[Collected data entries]
================================

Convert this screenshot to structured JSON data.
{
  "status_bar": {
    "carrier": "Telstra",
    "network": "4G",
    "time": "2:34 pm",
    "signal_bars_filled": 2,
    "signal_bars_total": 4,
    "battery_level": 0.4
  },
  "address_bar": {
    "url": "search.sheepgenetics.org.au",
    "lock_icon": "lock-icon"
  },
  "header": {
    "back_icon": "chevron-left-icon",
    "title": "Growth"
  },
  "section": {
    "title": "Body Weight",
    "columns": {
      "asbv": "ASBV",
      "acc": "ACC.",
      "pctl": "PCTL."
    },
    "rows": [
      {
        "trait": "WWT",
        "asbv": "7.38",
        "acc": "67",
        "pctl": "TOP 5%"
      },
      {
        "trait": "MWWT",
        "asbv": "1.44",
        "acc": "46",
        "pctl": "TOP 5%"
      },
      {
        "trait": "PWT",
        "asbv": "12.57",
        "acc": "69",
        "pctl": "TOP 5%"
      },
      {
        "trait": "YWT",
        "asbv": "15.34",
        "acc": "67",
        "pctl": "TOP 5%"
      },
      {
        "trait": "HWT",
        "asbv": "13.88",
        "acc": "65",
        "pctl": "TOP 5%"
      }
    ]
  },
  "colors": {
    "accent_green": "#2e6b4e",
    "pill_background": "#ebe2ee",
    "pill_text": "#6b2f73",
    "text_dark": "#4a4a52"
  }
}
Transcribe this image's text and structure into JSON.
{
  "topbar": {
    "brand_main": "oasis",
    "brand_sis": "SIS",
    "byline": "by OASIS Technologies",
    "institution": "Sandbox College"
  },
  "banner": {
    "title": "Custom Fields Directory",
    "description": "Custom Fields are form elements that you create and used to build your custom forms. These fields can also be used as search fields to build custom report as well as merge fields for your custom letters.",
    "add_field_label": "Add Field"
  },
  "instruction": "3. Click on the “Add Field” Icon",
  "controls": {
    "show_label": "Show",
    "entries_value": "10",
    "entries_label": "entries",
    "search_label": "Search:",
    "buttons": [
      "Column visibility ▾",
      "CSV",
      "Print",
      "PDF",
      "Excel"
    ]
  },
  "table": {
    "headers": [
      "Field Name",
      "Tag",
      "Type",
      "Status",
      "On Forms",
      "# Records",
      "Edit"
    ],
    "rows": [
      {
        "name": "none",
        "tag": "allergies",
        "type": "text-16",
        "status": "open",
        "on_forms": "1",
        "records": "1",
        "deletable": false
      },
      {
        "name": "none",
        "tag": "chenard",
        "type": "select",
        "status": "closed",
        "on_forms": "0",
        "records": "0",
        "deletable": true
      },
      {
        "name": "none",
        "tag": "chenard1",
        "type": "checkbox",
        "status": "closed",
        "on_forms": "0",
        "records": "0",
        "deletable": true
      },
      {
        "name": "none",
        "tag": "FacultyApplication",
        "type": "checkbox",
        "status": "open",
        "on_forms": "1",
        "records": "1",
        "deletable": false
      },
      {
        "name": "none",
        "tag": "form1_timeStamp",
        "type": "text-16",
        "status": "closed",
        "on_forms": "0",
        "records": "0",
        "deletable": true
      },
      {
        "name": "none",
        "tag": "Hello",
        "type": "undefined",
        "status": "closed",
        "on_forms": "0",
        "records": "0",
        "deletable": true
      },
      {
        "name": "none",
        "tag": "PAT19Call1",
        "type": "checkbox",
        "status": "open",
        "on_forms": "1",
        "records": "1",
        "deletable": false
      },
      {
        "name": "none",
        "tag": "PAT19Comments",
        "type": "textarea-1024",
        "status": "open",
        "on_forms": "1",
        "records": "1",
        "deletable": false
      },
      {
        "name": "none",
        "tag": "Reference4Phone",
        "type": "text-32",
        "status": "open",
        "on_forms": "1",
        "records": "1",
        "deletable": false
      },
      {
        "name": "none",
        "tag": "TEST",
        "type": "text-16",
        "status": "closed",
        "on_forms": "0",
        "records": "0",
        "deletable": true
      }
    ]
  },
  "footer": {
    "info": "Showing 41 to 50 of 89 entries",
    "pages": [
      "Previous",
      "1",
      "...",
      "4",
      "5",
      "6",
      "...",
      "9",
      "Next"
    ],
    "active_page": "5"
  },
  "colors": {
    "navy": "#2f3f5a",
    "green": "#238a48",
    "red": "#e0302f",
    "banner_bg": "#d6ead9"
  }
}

================================

REQUIREMENTS
Word for word, write out all of the data above.

THE REPLY
Convert this screenshot to structured JSON data.
{
  "status_bar": {
    "carrier": "Telstra",
    "network": "4G",
    "time": "2:34 pm",
    "signal_bars_filled": 2,
    "signal_bars_total": 4,
    "battery_level": 0.4
  },
  "address_bar": {
    "url": "search.sheepgenetics.org.au",
    "lock_icon": "lock-icon"
  },
  "header": {
    "back_icon": "chevron-left-icon",
    "title": "Growth"
  },
  "section": {
    "title": "Body Weight",
    "columns": {
      "asbv": "ASBV",
      "acc": "ACC.",
      "pctl": "PCTL."
    },
    "rows": [
      {
        "trait": "WWT",
        "asbv": "7.38",
        "acc": "67",
        "pctl": "TOP 5%"
      },
      {
        "trait": "MWWT",
        "asbv": "1.44",
        "acc": "46",
        "pctl": "TOP 5%"
      },
      {
        "trait": "PWT",
        "asbv": "12.57",
        "acc": "69",
        "pctl": "TOP 5%"
      },
      {
        "trait": "YWT",
        "asbv": "15.34",
        "acc": "67",
        "pctl": "TOP 5%"
      },
      {
        "trait": "HWT",
        "asbv": "13.88",
        "acc": "65",
        "pctl": "TOP 5%"
      }
    ]
  },
  "colors": {
    "accent_green": "#2e6b4e",
    "pill_background": "#ebe2ee",
    "pill_text": "#6b2f73",
    "text_dark": "#4a4a52"
  }
}
Transcribe this image's text and structure into JSON.
{
  "topbar": {
    "brand_main": "oasis",
    "brand_sis": "SIS",
    "byline": "by OASIS Technologies",
    "institution": "Sandbox College"
  },
  "banner": {
    "title": "Custom Fields Directory",
    "description": "Custom Fields are form elements that you create and used to build your custom forms. These fields can also be used as search fields to build custom report as well as merge fields for your custom letters.",
    "add_field_label": "Add Field"
  },
  "instruction": "3. Click on the “Add Field” Icon",
  "controls": {
    "show_label": "Show",
    "entries_value": "10",
    "entries_label": "entries",
    "search_label": "Search:",
    "buttons": [
      "Column visibility ▾",
      "CSV",
      "Print",
      "PDF",
      "Excel"
    ]
  },
  "table": {
    "headers": [
      "Field Name",
      "Tag",
      "Type",
      "Status",
      "On Forms",
      "# Records",
      "Edit"
    ],
    "rows": [
      {
        "name": "none",
        "tag": "allergies",
        "type": "text-16",
        "status": "open",
        "on_forms": "1",
        "records": "1",
        "deletable": false
      },
      {
        "name": "none",
        "tag": "chenard",
        "type": "select",
        "status": "closed",
        "on_forms": "0",
        "records": "0",
        "deletable": true
      },
      {
        "name": "none",
        "tag": "chenard1",
        "type": "checkbox",
        "status": "closed",
        "on_forms": "0",
        "records": "0",
        "deletable": true
      },
      {
        "name": "none",
        "tag": "FacultyApplication",
        "type": "checkbox",
        "status": "open",
        "on_forms": "1",
        "records": "1",
        "deletable": false
      },
      {
        "name": "none",
        "tag": "form1_timeStamp",
        "type": "text-16",
        "status": "closed",
        "on_forms": "0",
        "records": "0",
        "deletable": true
      },
      {
        "name": "none",
        "tag": "Hello",
        "type": "undefined",
        "status": "closed",
        "on_forms": "0",
        "records": "0",
        "deletable": true
      },
      {
        "name": "none",
        "tag": "PAT19Call1",
        "type": "checkbox",
        "status": "open",
        "on_forms": "1",
        "records": "1",
        "deletable": false
      },
      {
        "name": "none",
        "tag": "PAT19Comments",
        "type": "textarea-1024",
        "status": "open",
        "on_forms": "1",
        "records": "1",
        "deletable": false
      },
      {
        "name": "none",
        "tag": "Reference4Phone",
        "type": "text-32",
        "status": "open",
        "on_forms": "1",
        "records": "1",
        "deletable": false
      },
      {
        "name": "none",
        "tag": "TEST",
        "type": "text-16",
        "status": "closed",
        "on_forms": "0",
        "records": "0",
        "deletable": true
      }
    ]
  },
  "footer": {
    "info": "Showing 41 to 50 of 89 entries",
    "pages": [
      "Previous",
      "1",
      "...",
      "4",
      "5",
      "6",
      "...",
      "9",
      "Next"
    ],
    "active_page": "5"
  },
  "colors": {
    "navy": "#2f3f5a",
    "green": "#238a48",
    "red": "#e0302f",
    "banner_bg": "#d6ead9"
  }
}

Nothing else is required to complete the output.